Directions for this task — Identify, in the records below, every line where the string "protection" appears, and copy each such line.

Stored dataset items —
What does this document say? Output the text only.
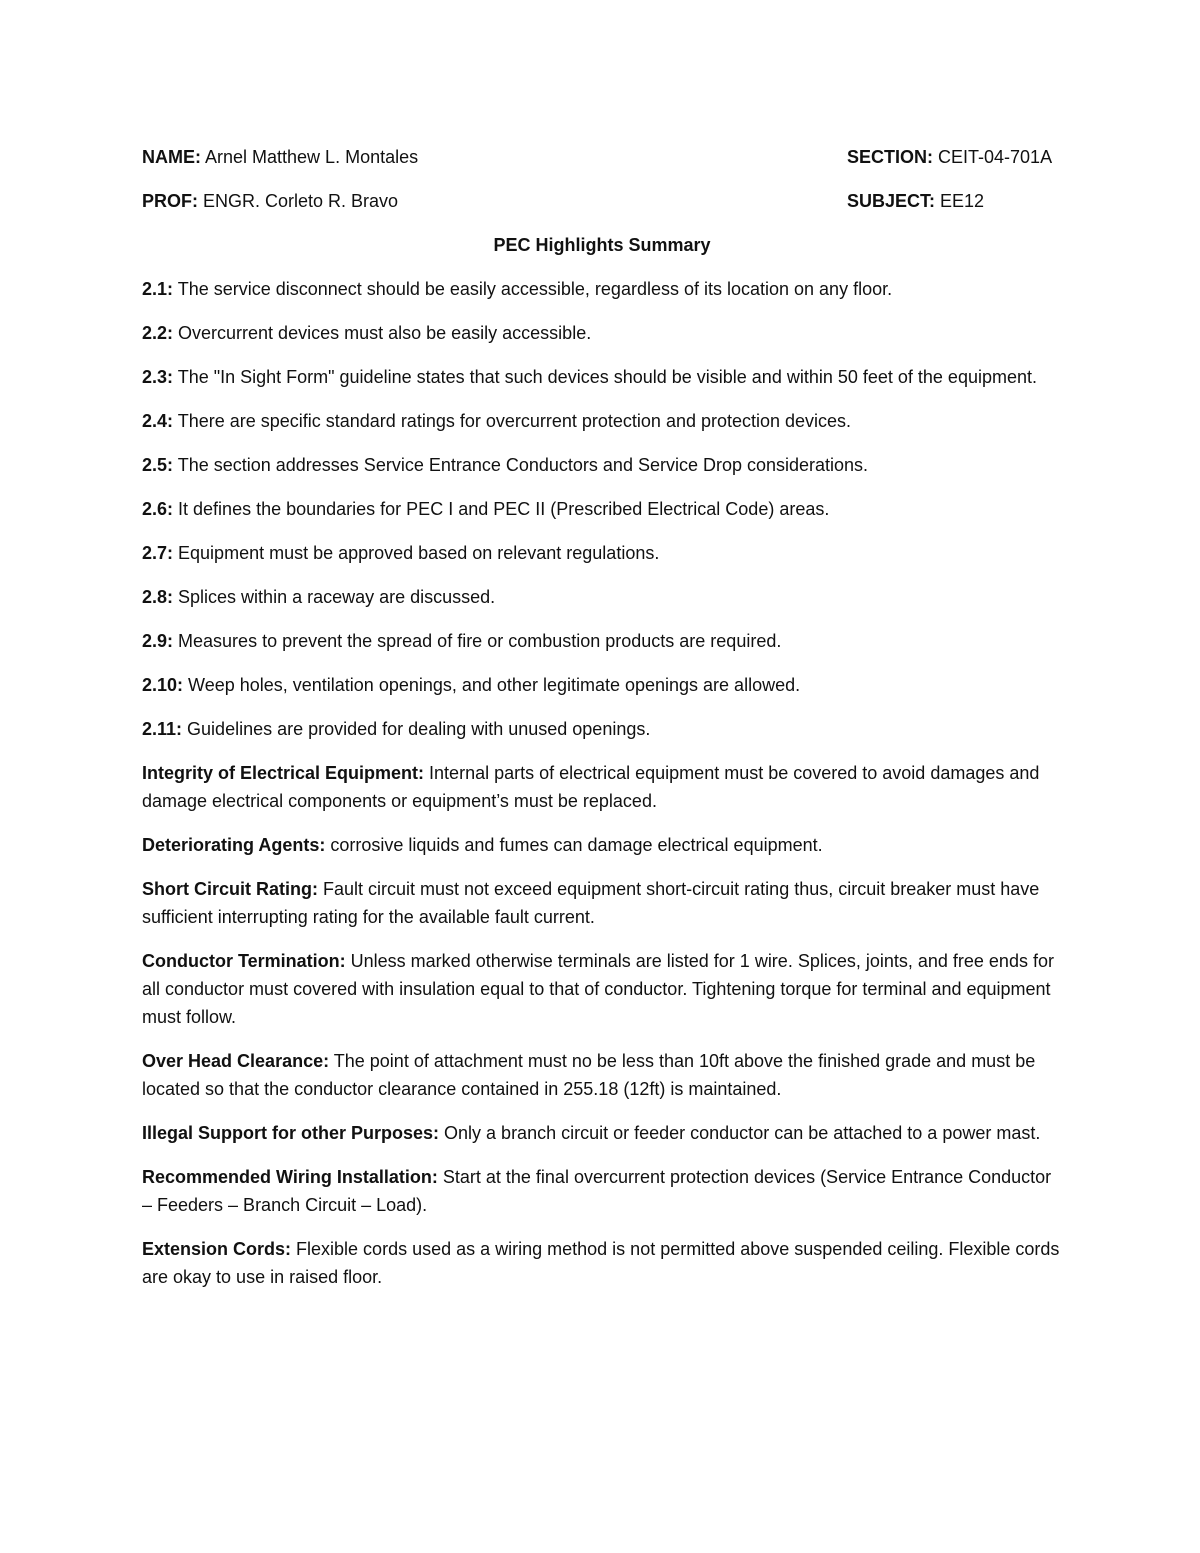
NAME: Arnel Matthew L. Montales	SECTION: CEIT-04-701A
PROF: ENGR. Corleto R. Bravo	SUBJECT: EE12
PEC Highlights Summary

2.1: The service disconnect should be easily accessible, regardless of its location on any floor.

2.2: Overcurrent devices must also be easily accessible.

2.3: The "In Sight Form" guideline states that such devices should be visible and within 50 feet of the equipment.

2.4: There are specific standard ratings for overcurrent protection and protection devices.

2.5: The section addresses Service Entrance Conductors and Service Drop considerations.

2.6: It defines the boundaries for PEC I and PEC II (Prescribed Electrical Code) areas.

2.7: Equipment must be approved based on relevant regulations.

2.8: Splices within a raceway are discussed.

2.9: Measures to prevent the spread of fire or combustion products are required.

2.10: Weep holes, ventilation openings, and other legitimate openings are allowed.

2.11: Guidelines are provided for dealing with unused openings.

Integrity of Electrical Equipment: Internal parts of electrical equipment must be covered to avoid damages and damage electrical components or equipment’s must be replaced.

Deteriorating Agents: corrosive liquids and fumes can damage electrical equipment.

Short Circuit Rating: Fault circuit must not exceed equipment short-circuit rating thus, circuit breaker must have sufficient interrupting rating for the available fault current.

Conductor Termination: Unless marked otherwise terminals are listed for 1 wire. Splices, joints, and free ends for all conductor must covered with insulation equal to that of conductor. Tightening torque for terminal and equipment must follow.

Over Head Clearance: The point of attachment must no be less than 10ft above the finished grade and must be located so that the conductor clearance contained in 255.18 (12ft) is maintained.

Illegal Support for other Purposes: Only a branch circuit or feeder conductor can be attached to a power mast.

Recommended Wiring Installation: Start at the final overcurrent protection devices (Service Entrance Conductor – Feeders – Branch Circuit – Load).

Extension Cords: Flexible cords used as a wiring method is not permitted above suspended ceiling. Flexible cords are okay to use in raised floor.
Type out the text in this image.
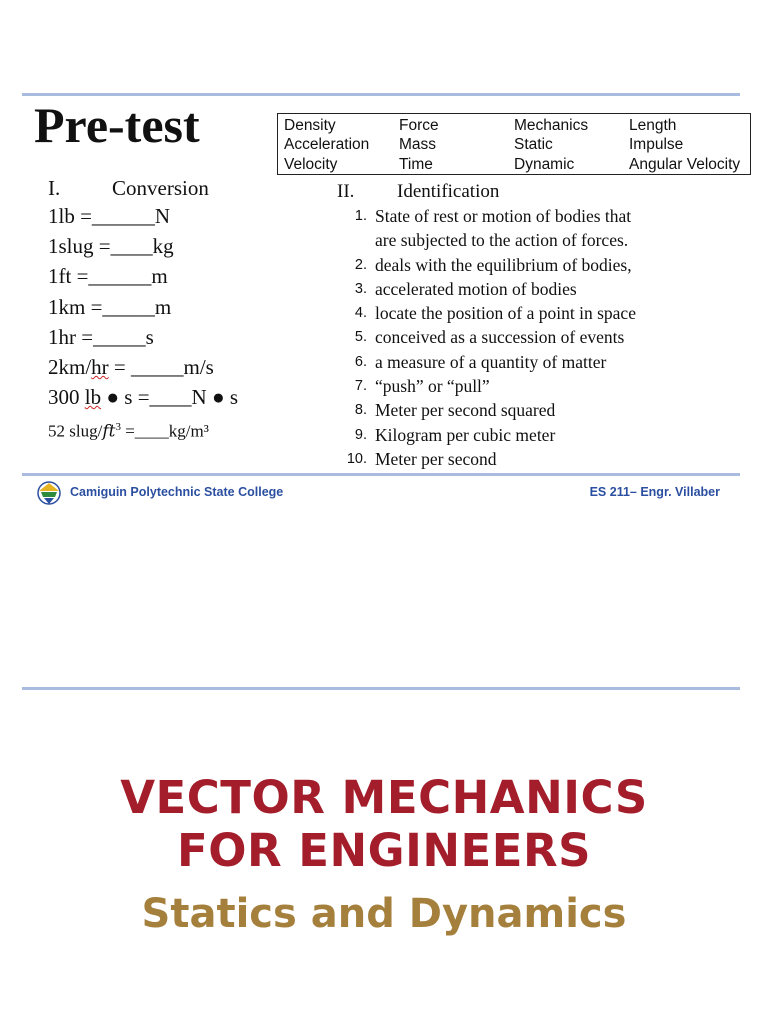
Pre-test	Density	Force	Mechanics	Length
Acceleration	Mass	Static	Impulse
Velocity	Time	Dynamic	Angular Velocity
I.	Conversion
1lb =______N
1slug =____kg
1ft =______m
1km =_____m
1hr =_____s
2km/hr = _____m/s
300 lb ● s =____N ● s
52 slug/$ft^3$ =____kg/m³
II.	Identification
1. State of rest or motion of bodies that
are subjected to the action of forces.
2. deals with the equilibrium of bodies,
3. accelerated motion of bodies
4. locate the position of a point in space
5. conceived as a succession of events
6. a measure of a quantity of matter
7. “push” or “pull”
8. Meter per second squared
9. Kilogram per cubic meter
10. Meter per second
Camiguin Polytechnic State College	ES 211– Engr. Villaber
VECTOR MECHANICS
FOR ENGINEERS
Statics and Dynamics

Solution to the exercise —
2.4: There are specific standard ratings for overcurrent protection and protection devices.
Recommended Wiring Installation: Start at the final overcurrent protection devices (Service Entrance Conductor – Feeders – Branch Circuit – Load).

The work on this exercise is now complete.